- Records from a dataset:

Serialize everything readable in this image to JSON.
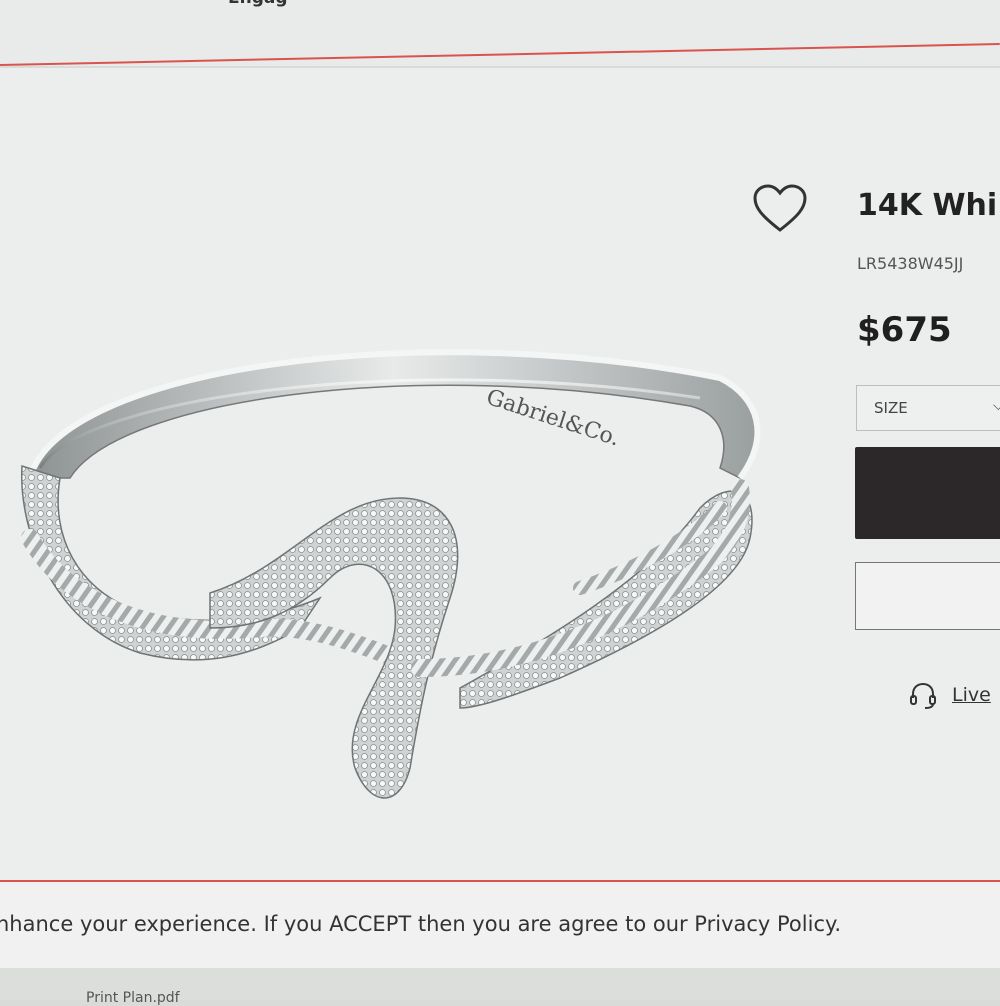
{
  "nav": {
    "partial_link": "Engag"
  },
  "product": {
    "title": "14K Whi",
    "sku": "LR5438W45JJ",
    "price": "$675",
    "size_label": "SIZE",
    "engraving": "Gabriel&Co.",
    "live_chat": "Live"
  },
  "cookie": {
    "text": "nhance your experience. If you ACCEPT then you are agree to our Privacy Policy."
  },
  "bottom": {
    "link1": "Print  Plan.pdf"
  },
  "colors": {
    "accent_line": "#d9534f",
    "button_dark": "#2c2829"
  },
  "icons": {
    "wishlist": "heart-icon",
    "select": "chevron-down-icon",
    "chat": "headset-icon"
  }
}
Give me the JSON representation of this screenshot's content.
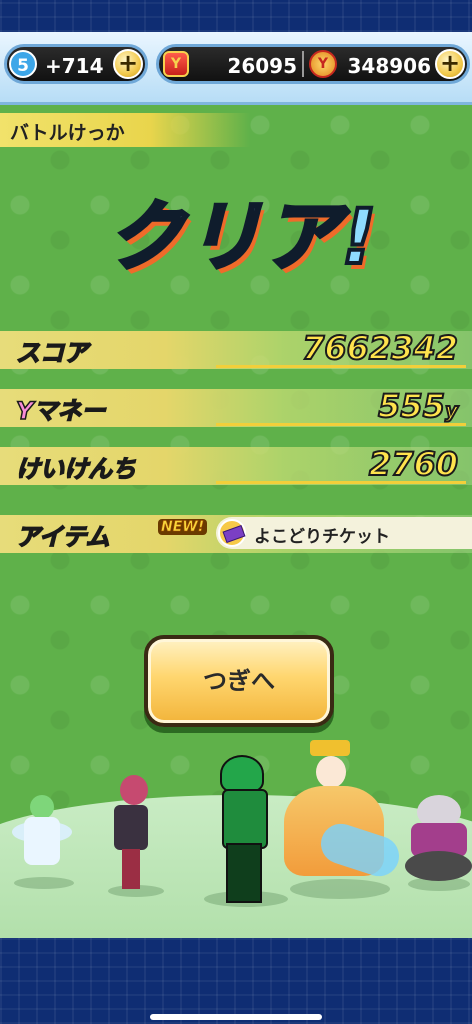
{
  "header": {
    "stamina_level": "5",
    "stamina_value": "+714",
    "money_icon_glyph": "Y",
    "money_value": "26095",
    "points_icon_glyph": "Y",
    "points_value": "348906",
    "plus_glyph": "+"
  },
  "result": {
    "title": "バトルけっか",
    "clear_text": "クリア!"
  },
  "stats": [
    {
      "label": "スコア",
      "value": "7662342"
    },
    {
      "label": "Yマネー",
      "value": "555",
      "unit": "y"
    },
    {
      "label": "けいけんち",
      "value": "2760"
    }
  ],
  "item": {
    "label": "アイテム",
    "new_badge": "NEW!",
    "icon": "ticket-icon",
    "name": "よこどりチケット"
  },
  "next_button": {
    "label": "つぎへ"
  },
  "colors": {
    "background_green": "#5fb14a",
    "frame_navy": "#0f2d73",
    "button_gold": "#ffd66f"
  }
}
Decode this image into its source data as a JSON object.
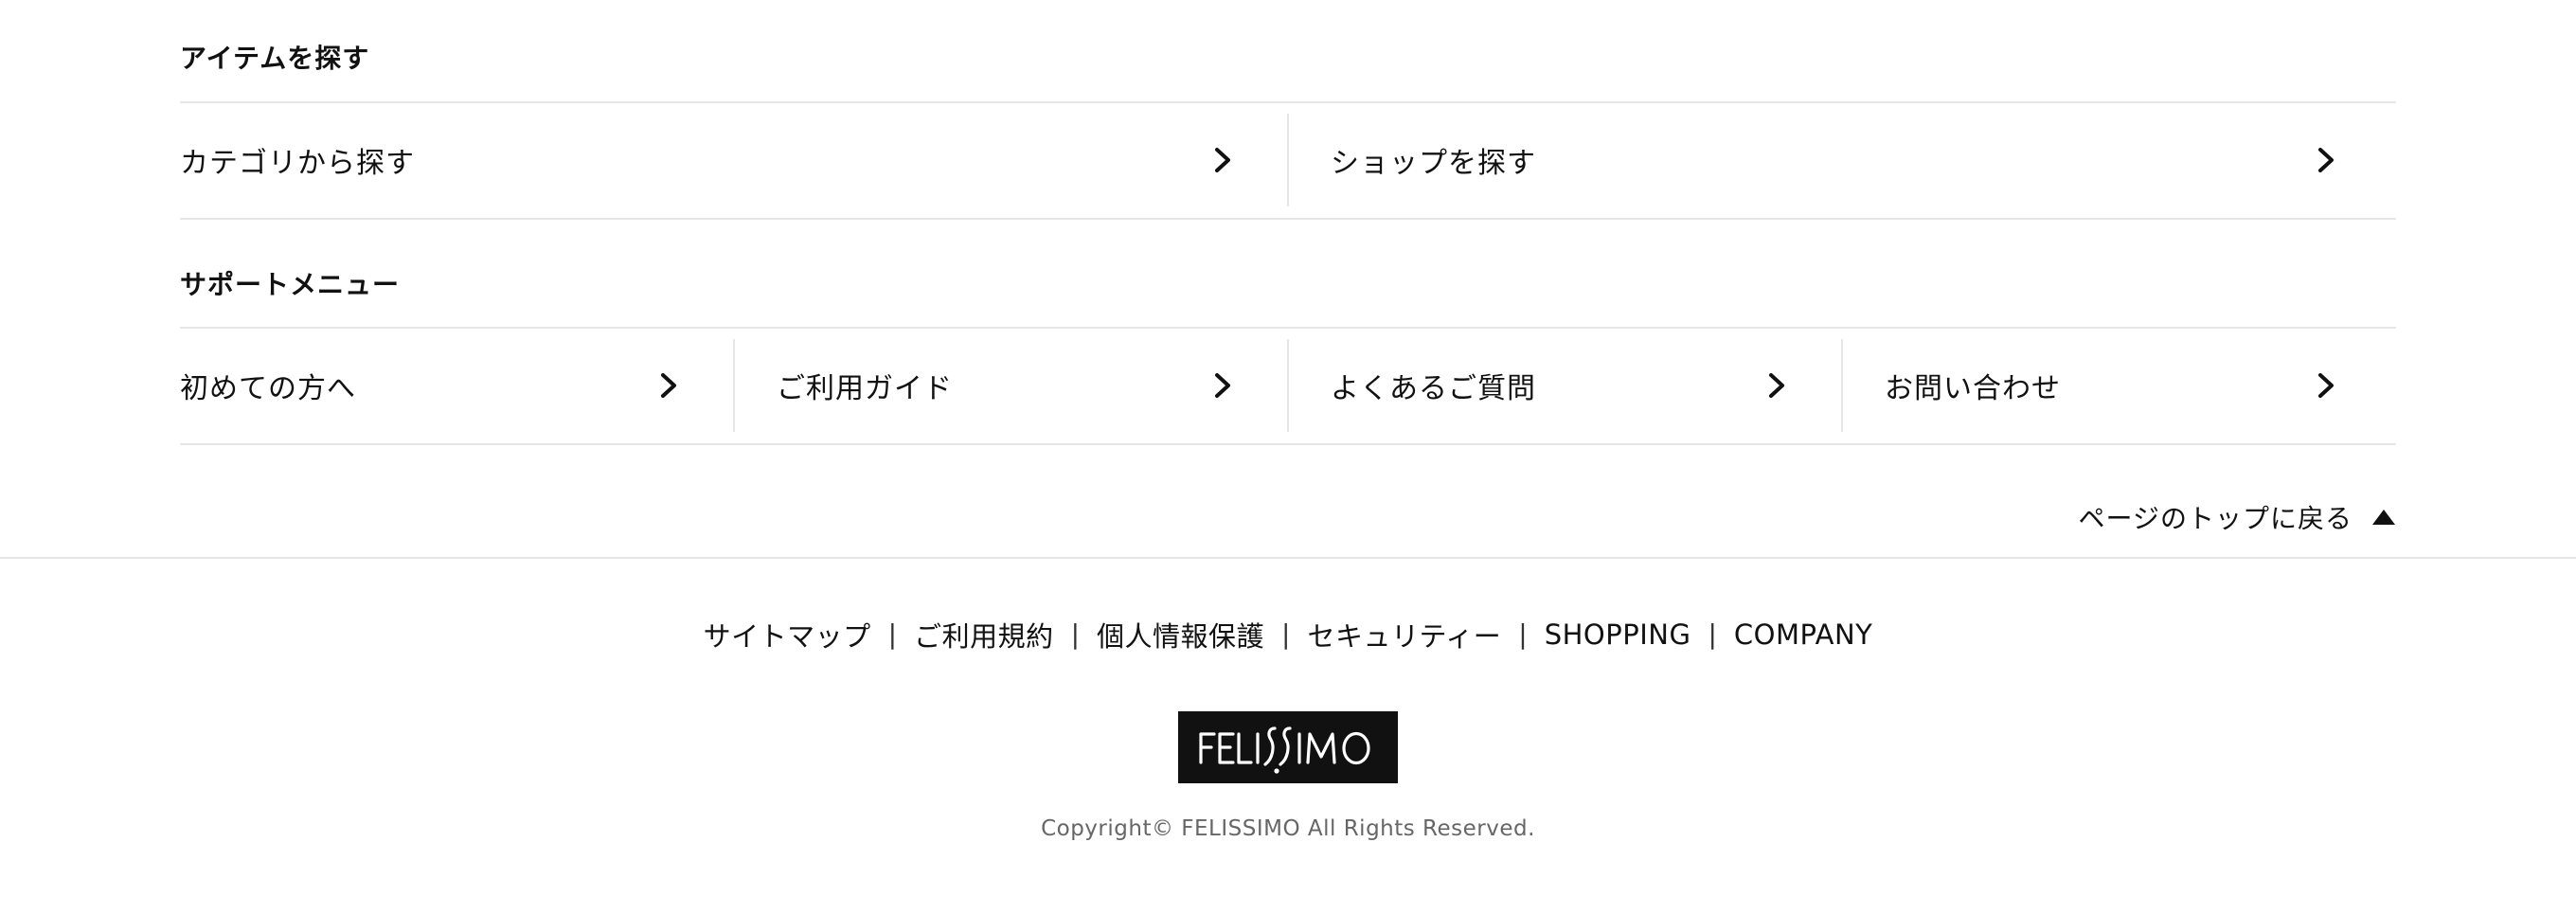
{
  "find_items": {
    "title": "アイテムを探す",
    "links": [
      {
        "label": "カテゴリから探す"
      },
      {
        "label": "ショップを探す"
      }
    ]
  },
  "support_menu": {
    "title": "サポートメニュー",
    "links": [
      {
        "label": "初めての方へ"
      },
      {
        "label": "ご利用ガイド"
      },
      {
        "label": "よくあるご質問"
      },
      {
        "label": "お問い合わせ"
      }
    ]
  },
  "page_top": {
    "label": "ページのトップに戻る",
    "icon": "triangle-up-icon"
  },
  "footer": {
    "links": [
      {
        "label": "サイトマップ"
      },
      {
        "label": "ご利用規約"
      },
      {
        "label": "個人情報保護"
      },
      {
        "label": "セキュリティー"
      },
      {
        "label": "SHOPPING"
      },
      {
        "label": "COMPANY"
      }
    ],
    "separator": "|",
    "logo_text": "FELISSIMO",
    "copyright": "Copyright© FELISSIMO All Rights Reserved."
  },
  "icons": {
    "chevron": "chevron-right-icon"
  },
  "colors": {
    "text": "#111111",
    "divider": "#e6e6e6",
    "logo_bg": "#111111",
    "logo_fg": "#ffffff",
    "copyright": "#666666"
  }
}
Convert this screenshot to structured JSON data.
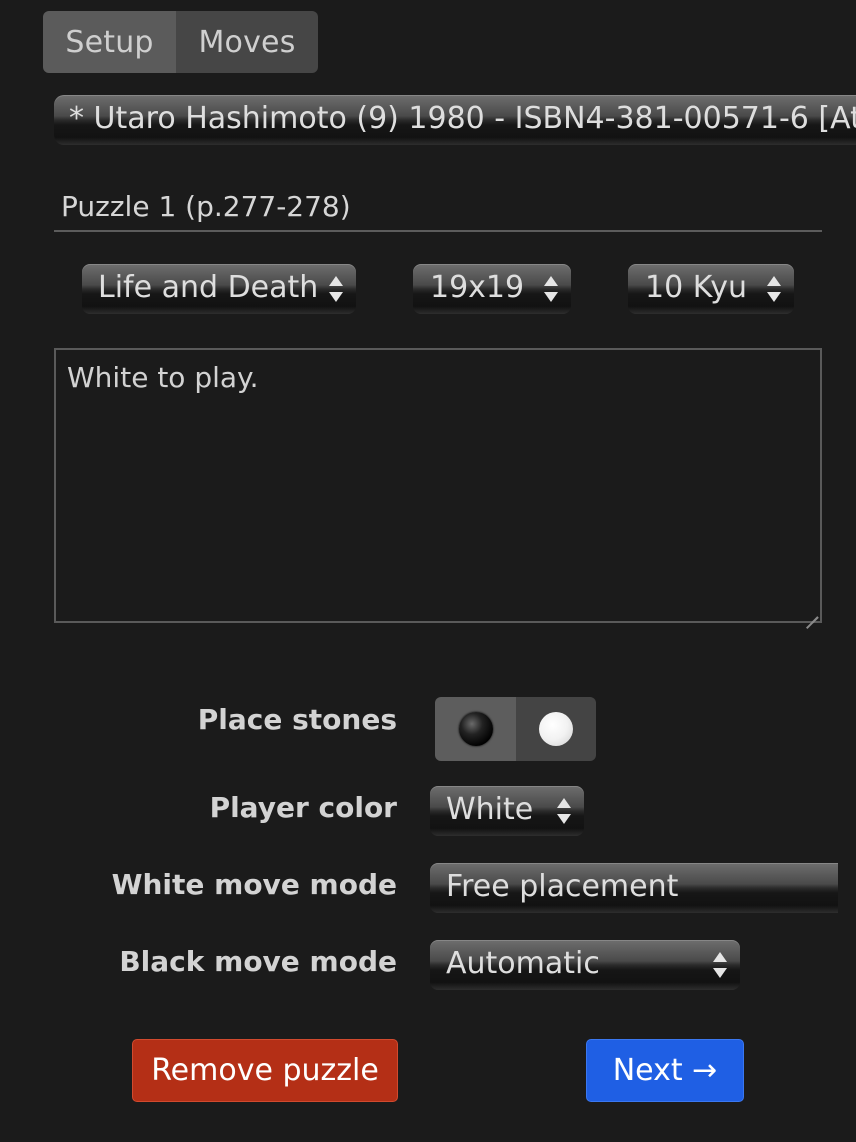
{
  "tabs": [
    {
      "label": "Setup",
      "active": true
    },
    {
      "label": "Moves",
      "active": false
    }
  ],
  "collection_select": {
    "value": "* Utaro Hashimoto (9) 1980 - ISBN4-381-00571-6 [At"
  },
  "puzzle_title": {
    "value": "Puzzle 1 (p.277-278)"
  },
  "type_select": {
    "value": "Life and Death"
  },
  "size_select": {
    "value": "19x19"
  },
  "rank_select": {
    "value": "10 Kyu"
  },
  "description": {
    "value": "White to play."
  },
  "place_stones": {
    "label": "Place stones",
    "options": [
      "black-stone-icon",
      "white-stone-icon"
    ],
    "selected": "black-stone-icon"
  },
  "player_color": {
    "label": "Player color",
    "value": "White"
  },
  "white_move_mode": {
    "label": "White move mode",
    "value": "Free placement"
  },
  "black_move_mode": {
    "label": "Black move mode",
    "value": "Automatic"
  },
  "buttons": {
    "remove": "Remove puzzle",
    "next": "Next →"
  },
  "colors": {
    "background": "#1b1b1b",
    "remove": "#b42f16",
    "next": "#1f5fe4"
  }
}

- WHAT IS REQUIRED:
Omitting all images, retype each line of the records precisely.

- RESPONSE BELOW:
Serialize everything readable in this image to JSON.
{
  "nav": {
    "partial_link": "Engag"
  },
  "product": {
    "title": "14K Whi",
    "sku": "LR5438W45JJ",
    "price": "$675",
    "size_label": "SIZE",
    "engraving": "Gabriel&Co.",
    "live_chat": "Live"
  },
  "cookie": {
    "text": "nhance your experience. If you ACCEPT then you are agree to our Privacy Policy."
  },
  "bottom": {
    "link1": "Print  Plan.pdf"
  },
  "colors": {
    "accent_line": "#d9534f",
    "button_dark": "#2c2829"
  },
  "icons": {
    "wishlist": "heart-icon",
    "select": "chevron-down-icon",
    "chat": "headset-icon"
  }
}
Give me the JSON representation of this screenshot's content.
{
  "header": {
    "stamina_level": "5",
    "stamina_value": "+714",
    "money_icon_glyph": "Y",
    "money_value": "26095",
    "points_icon_glyph": "Y",
    "points_value": "348906",
    "plus_glyph": "+"
  },
  "result": {
    "title": "バトルけっか",
    "clear_text": "クリア!"
  },
  "stats": [
    {
      "label": "スコア",
      "value": "7662342"
    },
    {
      "label": "Yマネー",
      "value": "555",
      "unit": "y"
    },
    {
      "label": "けいけんち",
      "value": "2760"
    }
  ],
  "item": {
    "label": "アイテム",
    "new_badge": "NEW!",
    "icon": "ticket-icon",
    "name": "よこどりチケット"
  },
  "next_button": {
    "label": "つぎへ"
  },
  "colors": {
    "background_green": "#5fb14a",
    "frame_navy": "#0f2d73",
    "button_gold": "#ffd66f"
  }
}
Decode this image into its source data as a JSON object.
{
  "find_items": {
    "title": "アイテムを探す",
    "links": [
      {
        "label": "カテゴリから探す"
      },
      {
        "label": "ショップを探す"
      }
    ]
  },
  "support_menu": {
    "title": "サポートメニュー",
    "links": [
      {
        "label": "初めての方へ"
      },
      {
        "label": "ご利用ガイド"
      },
      {
        "label": "よくあるご質問"
      },
      {
        "label": "お問い合わせ"
      }
    ]
  },
  "page_top": {
    "label": "ページのトップに戻る",
    "icon": "triangle-up-icon"
  },
  "footer": {
    "links": [
      {
        "label": "サイトマップ"
      },
      {
        "label": "ご利用規約"
      },
      {
        "label": "個人情報保護"
      },
      {
        "label": "セキュリティー"
      },
      {
        "label": "SHOPPING"
      },
      {
        "label": "COMPANY"
      }
    ],
    "separator": "|",
    "logo_text": "FELISSIMO",
    "copyright": "Copyright© FELISSIMO All Rights Reserved."
  },
  "icons": {
    "chevron": "chevron-right-icon"
  },
  "colors": {
    "text": "#111111",
    "divider": "#e6e6e6",
    "logo_bg": "#111111",
    "logo_fg": "#ffffff",
    "copyright": "#666666"
  }
}
Convert this screenshot to structured JSON data.
{
  "tabs": [
    {
      "label": "Setup",
      "active": true
    },
    {
      "label": "Moves",
      "active": false
    }
  ],
  "collection_select": {
    "value": "* Utaro Hashimoto (9) 1980 - ISBN4-381-00571-6 [At"
  },
  "puzzle_title": {
    "value": "Puzzle 1 (p.277-278)"
  },
  "type_select": {
    "value": "Life and Death"
  },
  "size_select": {
    "value": "19x19"
  },
  "rank_select": {
    "value": "10 Kyu"
  },
  "description": {
    "value": "White to play."
  },
  "place_stones": {
    "label": "Place stones",
    "options": [
      "black-stone-icon",
      "white-stone-icon"
    ],
    "selected": "black-stone-icon"
  },
  "player_color": {
    "label": "Player color",
    "value": "White"
  },
  "white_move_mode": {
    "label": "White move mode",
    "value": "Free placement"
  },
  "black_move_mode": {
    "label": "Black move mode",
    "value": "Automatic"
  },
  "buttons": {
    "remove": "Remove puzzle",
    "next": "Next →"
  },
  "colors": {
    "background": "#1b1b1b",
    "remove": "#b42f16",
    "next": "#1f5fe4"
  }
}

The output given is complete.